* **Set problem**:
Your task is to repeat the listing exactly.

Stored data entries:
______________________________

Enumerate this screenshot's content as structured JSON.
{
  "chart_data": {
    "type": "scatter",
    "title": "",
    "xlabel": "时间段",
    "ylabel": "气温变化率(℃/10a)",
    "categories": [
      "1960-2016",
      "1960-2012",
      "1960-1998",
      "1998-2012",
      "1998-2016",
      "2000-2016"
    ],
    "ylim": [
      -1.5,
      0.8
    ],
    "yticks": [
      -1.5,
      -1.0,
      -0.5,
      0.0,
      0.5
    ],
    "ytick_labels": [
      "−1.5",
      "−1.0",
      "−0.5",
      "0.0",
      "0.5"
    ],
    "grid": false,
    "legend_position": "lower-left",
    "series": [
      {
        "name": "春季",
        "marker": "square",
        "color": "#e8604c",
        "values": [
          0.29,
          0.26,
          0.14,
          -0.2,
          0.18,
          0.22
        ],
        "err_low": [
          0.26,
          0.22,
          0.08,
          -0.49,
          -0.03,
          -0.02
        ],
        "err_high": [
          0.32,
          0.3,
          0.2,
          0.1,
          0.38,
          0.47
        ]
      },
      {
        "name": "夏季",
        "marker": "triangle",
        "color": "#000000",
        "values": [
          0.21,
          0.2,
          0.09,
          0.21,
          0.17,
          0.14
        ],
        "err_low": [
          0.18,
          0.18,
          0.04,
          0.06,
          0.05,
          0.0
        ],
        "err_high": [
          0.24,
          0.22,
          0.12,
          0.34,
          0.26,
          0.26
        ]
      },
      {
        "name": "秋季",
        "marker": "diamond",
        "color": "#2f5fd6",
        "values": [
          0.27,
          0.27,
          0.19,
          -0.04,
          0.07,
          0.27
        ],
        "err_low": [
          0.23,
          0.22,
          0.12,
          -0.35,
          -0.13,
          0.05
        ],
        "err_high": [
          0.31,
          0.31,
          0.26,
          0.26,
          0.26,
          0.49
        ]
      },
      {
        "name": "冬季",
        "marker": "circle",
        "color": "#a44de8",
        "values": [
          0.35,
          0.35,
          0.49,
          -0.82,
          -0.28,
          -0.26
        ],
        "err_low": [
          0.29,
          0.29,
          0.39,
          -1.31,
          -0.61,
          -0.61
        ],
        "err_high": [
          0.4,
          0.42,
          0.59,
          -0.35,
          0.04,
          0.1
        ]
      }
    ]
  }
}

______________________________

* **The solution**:
Enumerate this screenshot's content as structured JSON.
{
  "chart_data": {
    "type": "scatter",
    "title": "",
    "xlabel": "时间段",
    "ylabel": "气温变化率(℃/10a)",
    "categories": [
      "1960-2016",
      "1960-2012",
      "1960-1998",
      "1998-2012",
      "1998-2016",
      "2000-2016"
    ],
    "ylim": [
      -1.5,
      0.8
    ],
    "yticks": [
      -1.5,
      -1.0,
      -0.5,
      0.0,
      0.5
    ],
    "ytick_labels": [
      "−1.5",
      "−1.0",
      "−0.5",
      "0.0",
      "0.5"
    ],
    "grid": false,
    "legend_position": "lower-left",
    "series": [
      {
        "name": "春季",
        "marker": "square",
        "color": "#e8604c",
        "values": [
          0.29,
          0.26,
          0.14,
          -0.2,
          0.18,
          0.22
        ],
        "err_low": [
          0.26,
          0.22,
          0.08,
          -0.49,
          -0.03,
          -0.02
        ],
        "err_high": [
          0.32,
          0.3,
          0.2,
          0.1,
          0.38,
          0.47
        ]
      },
      {
        "name": "夏季",
        "marker": "triangle",
        "color": "#000000",
        "values": [
          0.21,
          0.2,
          0.09,
          0.21,
          0.17,
          0.14
        ],
        "err_low": [
          0.18,
          0.18,
          0.04,
          0.06,
          0.05,
          0.0
        ],
        "err_high": [
          0.24,
          0.22,
          0.12,
          0.34,
          0.26,
          0.26
        ]
      },
      {
        "name": "秋季",
        "marker": "diamond",
        "color": "#2f5fd6",
        "values": [
          0.27,
          0.27,
          0.19,
          -0.04,
          0.07,
          0.27
        ],
        "err_low": [
          0.23,
          0.22,
          0.12,
          -0.35,
          -0.13,
          0.05
        ],
        "err_high": [
          0.31,
          0.31,
          0.26,
          0.26,
          0.26,
          0.49
        ]
      },
      {
        "name": "冬季",
        "marker": "circle",
        "color": "#a44de8",
        "values": [
          0.35,
          0.35,
          0.49,
          -0.82,
          -0.28,
          -0.26
        ],
        "err_low": [
          0.29,
          0.29,
          0.39,
          -1.31,
          -0.61,
          -0.61
        ],
        "err_high": [
          0.4,
          0.42,
          0.59,
          -0.35,
          0.04,
          0.1
        ]
      }
    ]
  }
}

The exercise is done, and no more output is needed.